[Data items]

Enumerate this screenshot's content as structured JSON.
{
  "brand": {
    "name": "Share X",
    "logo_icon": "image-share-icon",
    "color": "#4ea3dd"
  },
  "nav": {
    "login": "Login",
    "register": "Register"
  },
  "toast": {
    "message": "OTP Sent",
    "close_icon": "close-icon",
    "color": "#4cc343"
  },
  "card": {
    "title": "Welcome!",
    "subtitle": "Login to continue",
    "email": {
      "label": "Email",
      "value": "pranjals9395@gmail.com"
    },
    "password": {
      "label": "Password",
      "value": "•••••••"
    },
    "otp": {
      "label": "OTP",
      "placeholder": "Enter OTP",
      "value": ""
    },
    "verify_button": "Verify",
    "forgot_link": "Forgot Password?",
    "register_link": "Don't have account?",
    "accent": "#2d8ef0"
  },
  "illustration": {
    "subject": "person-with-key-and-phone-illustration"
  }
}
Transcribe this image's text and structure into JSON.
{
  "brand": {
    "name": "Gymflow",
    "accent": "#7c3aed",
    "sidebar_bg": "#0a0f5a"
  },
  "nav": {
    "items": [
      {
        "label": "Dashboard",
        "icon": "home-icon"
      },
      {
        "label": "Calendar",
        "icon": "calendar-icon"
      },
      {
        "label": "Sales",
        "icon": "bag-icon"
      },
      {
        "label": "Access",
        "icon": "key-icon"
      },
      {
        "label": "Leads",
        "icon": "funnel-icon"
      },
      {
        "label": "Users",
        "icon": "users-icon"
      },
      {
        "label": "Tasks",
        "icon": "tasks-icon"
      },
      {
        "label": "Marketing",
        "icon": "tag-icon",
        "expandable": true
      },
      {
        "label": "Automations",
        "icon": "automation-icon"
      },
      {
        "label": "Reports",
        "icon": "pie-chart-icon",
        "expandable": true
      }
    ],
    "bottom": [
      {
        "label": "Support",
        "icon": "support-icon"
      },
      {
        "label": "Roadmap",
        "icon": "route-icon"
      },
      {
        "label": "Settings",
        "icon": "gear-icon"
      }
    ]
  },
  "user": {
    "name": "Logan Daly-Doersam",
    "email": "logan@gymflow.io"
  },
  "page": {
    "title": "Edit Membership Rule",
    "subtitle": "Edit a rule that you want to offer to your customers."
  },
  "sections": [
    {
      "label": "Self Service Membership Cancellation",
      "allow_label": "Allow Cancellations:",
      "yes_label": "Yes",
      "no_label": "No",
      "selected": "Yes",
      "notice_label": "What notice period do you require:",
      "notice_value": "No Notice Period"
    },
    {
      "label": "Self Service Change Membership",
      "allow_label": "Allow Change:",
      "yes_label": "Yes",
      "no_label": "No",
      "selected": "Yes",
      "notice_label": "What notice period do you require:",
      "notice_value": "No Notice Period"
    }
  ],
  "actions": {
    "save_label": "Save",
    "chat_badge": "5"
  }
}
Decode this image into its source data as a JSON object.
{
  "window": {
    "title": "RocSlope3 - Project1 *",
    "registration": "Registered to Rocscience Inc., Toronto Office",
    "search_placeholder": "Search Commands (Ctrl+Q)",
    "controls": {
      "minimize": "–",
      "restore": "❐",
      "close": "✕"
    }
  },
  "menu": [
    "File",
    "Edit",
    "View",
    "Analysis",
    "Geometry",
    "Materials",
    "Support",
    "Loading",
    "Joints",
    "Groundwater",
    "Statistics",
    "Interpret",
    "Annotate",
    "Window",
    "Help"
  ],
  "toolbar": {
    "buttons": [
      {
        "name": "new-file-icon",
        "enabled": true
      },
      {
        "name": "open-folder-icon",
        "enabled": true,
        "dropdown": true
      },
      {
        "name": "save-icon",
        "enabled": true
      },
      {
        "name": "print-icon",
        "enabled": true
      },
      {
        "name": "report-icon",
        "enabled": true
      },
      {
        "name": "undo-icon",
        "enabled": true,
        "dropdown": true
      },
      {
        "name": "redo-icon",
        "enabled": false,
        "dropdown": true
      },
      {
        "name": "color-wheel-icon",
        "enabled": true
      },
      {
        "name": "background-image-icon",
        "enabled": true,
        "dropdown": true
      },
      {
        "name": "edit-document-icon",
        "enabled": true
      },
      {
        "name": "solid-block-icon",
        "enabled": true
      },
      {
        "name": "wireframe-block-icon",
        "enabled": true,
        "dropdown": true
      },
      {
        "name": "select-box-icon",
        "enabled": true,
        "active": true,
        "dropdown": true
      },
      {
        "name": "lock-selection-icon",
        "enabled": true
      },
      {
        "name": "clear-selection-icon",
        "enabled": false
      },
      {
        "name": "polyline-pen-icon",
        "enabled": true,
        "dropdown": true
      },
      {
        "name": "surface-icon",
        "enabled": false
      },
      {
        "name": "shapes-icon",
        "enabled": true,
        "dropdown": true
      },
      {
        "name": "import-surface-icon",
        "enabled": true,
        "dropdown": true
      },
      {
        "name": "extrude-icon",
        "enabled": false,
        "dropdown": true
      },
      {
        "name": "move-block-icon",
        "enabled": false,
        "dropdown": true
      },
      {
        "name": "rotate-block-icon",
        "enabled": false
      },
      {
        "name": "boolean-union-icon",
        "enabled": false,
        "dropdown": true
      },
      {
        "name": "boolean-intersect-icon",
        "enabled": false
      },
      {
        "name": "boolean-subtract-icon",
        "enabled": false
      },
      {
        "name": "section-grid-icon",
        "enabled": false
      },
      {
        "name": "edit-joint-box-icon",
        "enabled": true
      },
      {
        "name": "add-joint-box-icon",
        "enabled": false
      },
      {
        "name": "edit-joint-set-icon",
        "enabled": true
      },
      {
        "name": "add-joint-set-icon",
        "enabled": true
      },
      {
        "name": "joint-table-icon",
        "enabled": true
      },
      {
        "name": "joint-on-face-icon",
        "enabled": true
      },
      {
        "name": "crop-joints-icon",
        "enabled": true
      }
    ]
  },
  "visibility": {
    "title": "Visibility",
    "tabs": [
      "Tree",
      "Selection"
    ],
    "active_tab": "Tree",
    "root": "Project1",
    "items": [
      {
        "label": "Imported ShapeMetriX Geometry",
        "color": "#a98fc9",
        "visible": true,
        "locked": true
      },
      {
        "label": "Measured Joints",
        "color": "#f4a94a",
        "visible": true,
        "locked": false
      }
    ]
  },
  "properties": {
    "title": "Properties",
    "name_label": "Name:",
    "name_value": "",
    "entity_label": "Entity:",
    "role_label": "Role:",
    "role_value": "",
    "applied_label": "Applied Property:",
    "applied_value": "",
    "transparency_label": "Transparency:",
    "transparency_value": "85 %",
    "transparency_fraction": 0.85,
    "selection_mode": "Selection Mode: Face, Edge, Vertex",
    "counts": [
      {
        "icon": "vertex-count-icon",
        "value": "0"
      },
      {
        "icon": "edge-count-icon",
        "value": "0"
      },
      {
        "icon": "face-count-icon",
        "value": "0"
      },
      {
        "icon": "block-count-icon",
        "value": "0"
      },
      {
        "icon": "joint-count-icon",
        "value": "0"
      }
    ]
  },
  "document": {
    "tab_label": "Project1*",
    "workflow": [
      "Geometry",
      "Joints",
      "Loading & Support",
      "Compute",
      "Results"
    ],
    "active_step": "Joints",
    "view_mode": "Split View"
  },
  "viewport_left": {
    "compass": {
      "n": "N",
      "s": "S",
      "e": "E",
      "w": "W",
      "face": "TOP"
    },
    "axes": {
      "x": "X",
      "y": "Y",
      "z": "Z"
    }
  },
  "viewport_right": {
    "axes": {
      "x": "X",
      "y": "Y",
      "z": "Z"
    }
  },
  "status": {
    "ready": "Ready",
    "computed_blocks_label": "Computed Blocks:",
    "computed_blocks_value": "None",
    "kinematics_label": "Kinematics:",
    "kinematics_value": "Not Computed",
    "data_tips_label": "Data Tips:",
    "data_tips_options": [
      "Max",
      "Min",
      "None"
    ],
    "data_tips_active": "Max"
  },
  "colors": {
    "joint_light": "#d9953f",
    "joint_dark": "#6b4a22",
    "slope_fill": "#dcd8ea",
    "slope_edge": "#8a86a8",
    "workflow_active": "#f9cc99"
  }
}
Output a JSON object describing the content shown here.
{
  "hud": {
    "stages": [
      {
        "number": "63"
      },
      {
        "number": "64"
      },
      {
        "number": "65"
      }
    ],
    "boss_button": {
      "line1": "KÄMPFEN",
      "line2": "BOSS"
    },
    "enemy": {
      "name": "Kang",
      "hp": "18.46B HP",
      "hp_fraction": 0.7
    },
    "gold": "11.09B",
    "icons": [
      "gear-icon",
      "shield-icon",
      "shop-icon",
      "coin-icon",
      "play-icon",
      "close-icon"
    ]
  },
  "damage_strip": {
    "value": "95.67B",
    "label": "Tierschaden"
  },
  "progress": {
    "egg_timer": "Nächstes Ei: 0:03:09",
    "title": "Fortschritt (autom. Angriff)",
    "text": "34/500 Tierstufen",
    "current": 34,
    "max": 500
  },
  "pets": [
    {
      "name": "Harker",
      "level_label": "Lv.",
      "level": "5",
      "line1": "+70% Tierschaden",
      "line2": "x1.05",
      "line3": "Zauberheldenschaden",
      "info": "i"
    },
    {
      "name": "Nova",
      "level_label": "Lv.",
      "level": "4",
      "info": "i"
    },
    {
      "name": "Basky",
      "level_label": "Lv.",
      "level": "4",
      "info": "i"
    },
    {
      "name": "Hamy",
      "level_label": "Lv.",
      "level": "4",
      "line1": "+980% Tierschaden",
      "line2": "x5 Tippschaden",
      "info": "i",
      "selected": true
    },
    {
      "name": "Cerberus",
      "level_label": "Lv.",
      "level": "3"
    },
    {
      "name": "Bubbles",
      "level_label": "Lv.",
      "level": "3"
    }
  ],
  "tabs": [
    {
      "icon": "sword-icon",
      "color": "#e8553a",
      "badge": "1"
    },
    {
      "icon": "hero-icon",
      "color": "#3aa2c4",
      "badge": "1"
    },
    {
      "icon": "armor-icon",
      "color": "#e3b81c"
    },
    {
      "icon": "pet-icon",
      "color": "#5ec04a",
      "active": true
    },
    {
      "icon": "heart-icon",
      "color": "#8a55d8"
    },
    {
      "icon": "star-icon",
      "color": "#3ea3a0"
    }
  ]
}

TASK STATEMENT ::
From the data above, pick out each line containing "content" and copy it.

COMPLETED EXERCISE ::
Enumerate this screenshot's content as structured JSON.
Output a JSON object describing the content shown here.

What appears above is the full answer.